## Aim
Gather all lines in the data that hold the string "first".

## Provided records
※ ※ ※

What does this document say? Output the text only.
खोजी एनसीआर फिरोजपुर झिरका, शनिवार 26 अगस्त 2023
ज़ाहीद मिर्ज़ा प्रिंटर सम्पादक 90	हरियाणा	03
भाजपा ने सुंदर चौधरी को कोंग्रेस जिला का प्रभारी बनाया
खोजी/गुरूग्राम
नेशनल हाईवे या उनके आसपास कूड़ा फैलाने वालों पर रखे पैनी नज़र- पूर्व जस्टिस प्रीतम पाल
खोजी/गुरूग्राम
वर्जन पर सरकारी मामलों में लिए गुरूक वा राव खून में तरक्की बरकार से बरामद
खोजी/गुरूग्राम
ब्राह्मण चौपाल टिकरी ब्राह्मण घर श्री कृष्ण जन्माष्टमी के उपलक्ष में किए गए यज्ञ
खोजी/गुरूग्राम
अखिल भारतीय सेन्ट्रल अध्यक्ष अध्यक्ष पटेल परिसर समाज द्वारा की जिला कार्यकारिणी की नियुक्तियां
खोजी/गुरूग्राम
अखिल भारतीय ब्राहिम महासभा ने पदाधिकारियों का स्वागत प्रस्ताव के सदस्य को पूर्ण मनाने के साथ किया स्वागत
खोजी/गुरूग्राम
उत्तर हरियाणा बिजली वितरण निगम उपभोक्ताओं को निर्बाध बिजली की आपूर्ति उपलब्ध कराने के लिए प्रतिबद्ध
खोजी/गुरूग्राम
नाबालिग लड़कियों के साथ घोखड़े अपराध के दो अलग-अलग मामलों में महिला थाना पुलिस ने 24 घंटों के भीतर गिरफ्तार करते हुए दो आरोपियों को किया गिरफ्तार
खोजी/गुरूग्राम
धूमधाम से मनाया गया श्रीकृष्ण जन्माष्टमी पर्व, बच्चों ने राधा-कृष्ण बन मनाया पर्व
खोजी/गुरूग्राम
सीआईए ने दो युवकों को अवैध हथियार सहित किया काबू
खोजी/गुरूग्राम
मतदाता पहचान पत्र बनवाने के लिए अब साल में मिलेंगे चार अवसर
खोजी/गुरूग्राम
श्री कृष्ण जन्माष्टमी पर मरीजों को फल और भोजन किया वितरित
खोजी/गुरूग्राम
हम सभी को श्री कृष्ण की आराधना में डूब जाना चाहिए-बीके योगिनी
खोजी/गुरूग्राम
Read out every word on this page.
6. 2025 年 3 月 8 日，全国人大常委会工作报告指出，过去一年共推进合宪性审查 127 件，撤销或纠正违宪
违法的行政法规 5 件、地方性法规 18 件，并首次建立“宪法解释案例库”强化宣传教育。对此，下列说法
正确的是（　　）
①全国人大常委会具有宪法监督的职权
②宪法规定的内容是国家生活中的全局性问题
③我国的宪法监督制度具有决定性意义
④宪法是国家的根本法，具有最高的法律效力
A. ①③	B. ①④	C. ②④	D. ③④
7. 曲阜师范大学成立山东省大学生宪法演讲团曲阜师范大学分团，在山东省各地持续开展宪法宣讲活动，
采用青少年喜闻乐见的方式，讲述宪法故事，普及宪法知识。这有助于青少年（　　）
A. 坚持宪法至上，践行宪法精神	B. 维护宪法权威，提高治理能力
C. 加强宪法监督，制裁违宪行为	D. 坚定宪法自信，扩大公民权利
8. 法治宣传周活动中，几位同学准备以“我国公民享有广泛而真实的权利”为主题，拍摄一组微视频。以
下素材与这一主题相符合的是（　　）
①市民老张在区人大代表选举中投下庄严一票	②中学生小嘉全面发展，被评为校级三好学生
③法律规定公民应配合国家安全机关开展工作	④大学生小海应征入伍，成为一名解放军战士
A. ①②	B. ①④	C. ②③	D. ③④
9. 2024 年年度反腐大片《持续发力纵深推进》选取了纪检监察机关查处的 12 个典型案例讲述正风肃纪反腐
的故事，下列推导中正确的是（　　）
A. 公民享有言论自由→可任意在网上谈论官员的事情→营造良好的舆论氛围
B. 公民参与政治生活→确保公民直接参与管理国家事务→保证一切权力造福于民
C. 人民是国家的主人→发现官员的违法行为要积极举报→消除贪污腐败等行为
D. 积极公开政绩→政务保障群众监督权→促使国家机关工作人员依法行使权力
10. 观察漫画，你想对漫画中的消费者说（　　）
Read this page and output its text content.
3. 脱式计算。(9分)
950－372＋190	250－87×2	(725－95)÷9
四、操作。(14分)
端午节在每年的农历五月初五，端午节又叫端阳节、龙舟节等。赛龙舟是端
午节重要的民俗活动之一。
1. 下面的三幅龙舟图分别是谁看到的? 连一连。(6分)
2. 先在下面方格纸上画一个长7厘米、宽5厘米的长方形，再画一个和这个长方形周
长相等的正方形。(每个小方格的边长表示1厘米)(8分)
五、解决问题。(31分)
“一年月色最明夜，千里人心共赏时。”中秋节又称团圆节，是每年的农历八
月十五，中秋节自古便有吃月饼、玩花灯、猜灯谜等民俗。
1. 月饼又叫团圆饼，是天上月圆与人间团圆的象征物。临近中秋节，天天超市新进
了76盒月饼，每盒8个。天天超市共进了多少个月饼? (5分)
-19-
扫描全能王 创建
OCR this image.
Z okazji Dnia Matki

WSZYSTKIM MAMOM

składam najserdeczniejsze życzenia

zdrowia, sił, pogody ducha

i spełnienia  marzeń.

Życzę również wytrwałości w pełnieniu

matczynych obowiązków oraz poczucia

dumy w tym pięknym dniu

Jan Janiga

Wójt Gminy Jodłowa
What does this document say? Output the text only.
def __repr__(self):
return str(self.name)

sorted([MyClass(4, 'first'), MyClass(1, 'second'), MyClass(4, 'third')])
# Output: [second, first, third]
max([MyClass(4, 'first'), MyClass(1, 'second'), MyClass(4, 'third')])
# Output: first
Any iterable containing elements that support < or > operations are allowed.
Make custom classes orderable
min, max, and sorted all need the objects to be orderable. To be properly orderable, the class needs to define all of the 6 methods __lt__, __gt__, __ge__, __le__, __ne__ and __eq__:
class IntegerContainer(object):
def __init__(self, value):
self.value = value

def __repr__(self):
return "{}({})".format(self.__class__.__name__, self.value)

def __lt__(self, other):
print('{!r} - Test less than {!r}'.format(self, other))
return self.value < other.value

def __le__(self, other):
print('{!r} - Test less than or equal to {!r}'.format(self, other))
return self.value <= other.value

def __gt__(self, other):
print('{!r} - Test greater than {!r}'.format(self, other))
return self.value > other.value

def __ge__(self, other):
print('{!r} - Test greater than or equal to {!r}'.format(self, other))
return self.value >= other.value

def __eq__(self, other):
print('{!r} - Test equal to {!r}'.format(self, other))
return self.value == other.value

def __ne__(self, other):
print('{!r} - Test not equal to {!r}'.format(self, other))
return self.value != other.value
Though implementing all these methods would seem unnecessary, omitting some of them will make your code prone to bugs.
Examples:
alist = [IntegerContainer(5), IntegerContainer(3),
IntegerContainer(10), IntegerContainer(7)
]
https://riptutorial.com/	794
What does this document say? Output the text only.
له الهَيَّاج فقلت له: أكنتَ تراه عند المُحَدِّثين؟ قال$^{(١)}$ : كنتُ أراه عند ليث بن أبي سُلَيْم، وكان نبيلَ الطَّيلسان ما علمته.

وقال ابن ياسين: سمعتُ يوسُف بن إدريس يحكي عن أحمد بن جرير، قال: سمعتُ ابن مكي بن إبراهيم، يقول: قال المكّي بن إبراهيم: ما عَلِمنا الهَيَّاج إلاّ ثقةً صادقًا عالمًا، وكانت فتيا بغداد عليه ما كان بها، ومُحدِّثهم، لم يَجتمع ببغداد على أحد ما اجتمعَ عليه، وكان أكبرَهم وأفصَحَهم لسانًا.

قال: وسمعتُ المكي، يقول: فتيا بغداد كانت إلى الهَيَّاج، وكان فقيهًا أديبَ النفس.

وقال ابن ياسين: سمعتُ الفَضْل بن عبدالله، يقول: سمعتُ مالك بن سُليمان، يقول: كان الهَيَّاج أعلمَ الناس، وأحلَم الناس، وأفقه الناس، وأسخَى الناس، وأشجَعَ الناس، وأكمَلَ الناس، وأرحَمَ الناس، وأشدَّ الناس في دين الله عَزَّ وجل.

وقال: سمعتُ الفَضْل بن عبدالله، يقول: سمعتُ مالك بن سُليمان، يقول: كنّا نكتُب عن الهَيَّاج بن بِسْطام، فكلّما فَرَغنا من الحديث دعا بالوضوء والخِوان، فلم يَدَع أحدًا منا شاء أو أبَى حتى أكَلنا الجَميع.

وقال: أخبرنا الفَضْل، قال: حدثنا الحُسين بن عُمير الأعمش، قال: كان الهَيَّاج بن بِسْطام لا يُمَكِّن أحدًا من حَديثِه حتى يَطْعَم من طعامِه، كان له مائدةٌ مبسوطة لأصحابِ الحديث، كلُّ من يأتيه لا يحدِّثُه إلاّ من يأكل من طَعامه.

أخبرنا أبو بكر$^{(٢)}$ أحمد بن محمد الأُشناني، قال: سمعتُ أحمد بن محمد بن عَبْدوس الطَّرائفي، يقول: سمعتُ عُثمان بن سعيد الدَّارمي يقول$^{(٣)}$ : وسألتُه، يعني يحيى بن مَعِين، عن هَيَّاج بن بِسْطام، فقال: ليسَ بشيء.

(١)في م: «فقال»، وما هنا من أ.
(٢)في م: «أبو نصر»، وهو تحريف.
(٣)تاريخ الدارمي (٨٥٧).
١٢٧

※ ※ ※

## Exercise answer
sorted([MyClass(4, 'first'), MyClass(1, 'second'), MyClass(4, 'third')])
# Output: [second, first, third]
max([MyClass(4, 'first'), MyClass(1, 'second'), MyClass(4, 'third')])
# Output: first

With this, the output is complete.